Dataset excerpts:
* * *
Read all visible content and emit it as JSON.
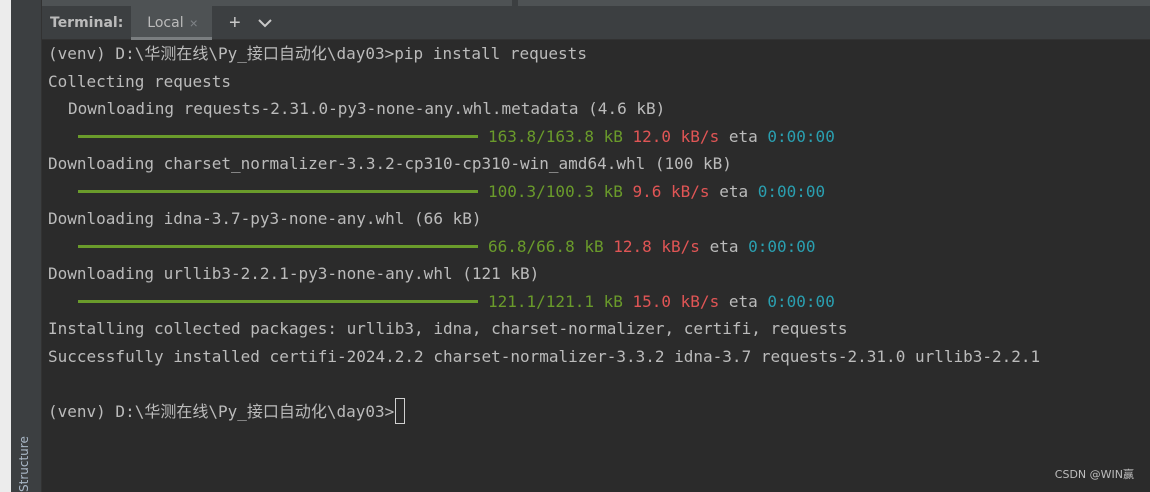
{
  "side": {
    "tab_label": "Structure"
  },
  "header": {
    "title": "Terminal:",
    "tab_label": "Local",
    "close_glyph": "×",
    "add_glyph": "+"
  },
  "terminal": {
    "prompt1": "(venv) D:\\华测在线\\Py_接口自动化\\day03>pip install requests",
    "collecting": "Collecting requests",
    "downloads": [
      {
        "text": "Downloading requests-2.31.0-py3-none-any.whl.metadata (4.6 kB)",
        "size": "163.8/163.8 kB",
        "speed": "12.0 kB/s",
        "eta_label": "eta",
        "eta": "0:00:00"
      },
      {
        "text": "Downloading charset_normalizer-3.3.2-cp310-cp310-win_amd64.whl (100 kB)",
        "size": "100.3/100.3 kB",
        "speed": "9.6 kB/s",
        "eta_label": "eta",
        "eta": "0:00:00"
      },
      {
        "text": "Downloading idna-3.7-py3-none-any.whl (66 kB)",
        "size": "66.8/66.8 kB",
        "speed": "12.8 kB/s",
        "eta_label": "eta",
        "eta": "0:00:00"
      },
      {
        "text": "Downloading urllib3-2.2.1-py3-none-any.whl (121 kB)",
        "size": "121.1/121.1 kB",
        "speed": "15.0 kB/s",
        "eta_label": "eta",
        "eta": "0:00:00"
      }
    ],
    "installing": "Installing collected packages: urllib3, idna, charset-normalizer, certifi, requests",
    "success": "Successfully installed certifi-2024.2.2 charset-normalizer-3.3.2 idna-3.7 requests-2.31.0 urllib3-2.2.1",
    "prompt2": "(venv) D:\\华测在线\\Py_接口自动化\\day03>"
  },
  "watermark": "CSDN @WIN赢",
  "colors": {
    "progress": "#6a9b2b",
    "speed": "#e05555",
    "eta": "#2a9fb0",
    "background": "#2b2b2b"
  }
}
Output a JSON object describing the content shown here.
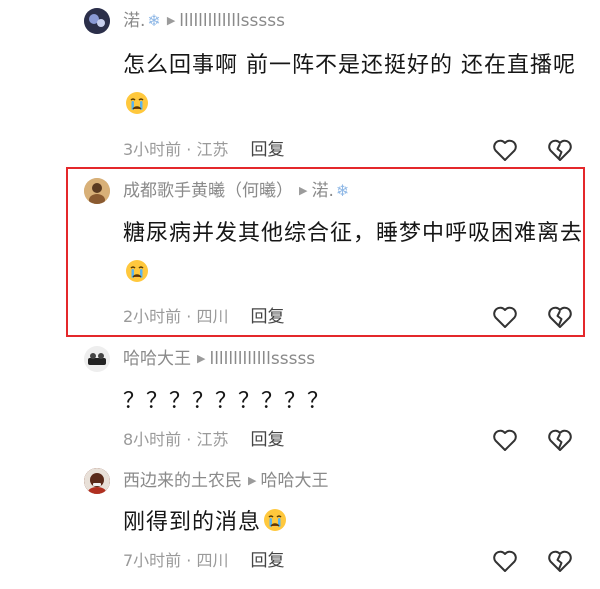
* * *
**To do:** Without the pictures, output the full listing exactly as it stands.

**Reply to the task:**
Read all visible content and emit it as JSON.
{
  "side": {
    "tab_label": "Structure"
  },
  "header": {
    "title": "Terminal:",
    "tab_label": "Local",
    "close_glyph": "×",
    "add_glyph": "+"
  },
  "terminal": {
    "prompt1": "(venv) D:\\华测在线\\Py_接口自动化\\day03>pip install requests",
    "collecting": "Collecting requests",
    "downloads": [
      {
        "text": "Downloading requests-2.31.0-py3-none-any.whl.metadata (4.6 kB)",
        "size": "163.8/163.8 kB",
        "speed": "12.0 kB/s",
        "eta_label": "eta",
        "eta": "0:00:00"
      },
      {
        "text": "Downloading charset_normalizer-3.3.2-cp310-cp310-win_amd64.whl (100 kB)",
        "size": "100.3/100.3 kB",
        "speed": "9.6 kB/s",
        "eta_label": "eta",
        "eta": "0:00:00"
      },
      {
        "text": "Downloading idna-3.7-py3-none-any.whl (66 kB)",
        "size": "66.8/66.8 kB",
        "speed": "12.8 kB/s",
        "eta_label": "eta",
        "eta": "0:00:00"
      },
      {
        "text": "Downloading urllib3-2.2.1-py3-none-any.whl (121 kB)",
        "size": "121.1/121.1 kB",
        "speed": "15.0 kB/s",
        "eta_label": "eta",
        "eta": "0:00:00"
      }
    ],
    "installing": "Installing collected packages: urllib3, idna, charset-normalizer, certifi, requests",
    "success": "Successfully installed certifi-2024.2.2 charset-normalizer-3.3.2 idna-3.7 requests-2.31.0 urllib3-2.2.1",
    "prompt2": "(venv) D:\\华测在线\\Py_接口自动化\\day03>"
  },
  "watermark": "CSDN @WIN赢",
  "colors": {
    "progress": "#6a9b2b",
    "speed": "#e05555",
    "eta": "#2a9fb0",
    "background": "#2b2b2b"
  }
}
Output a JSON object describing the content shown here.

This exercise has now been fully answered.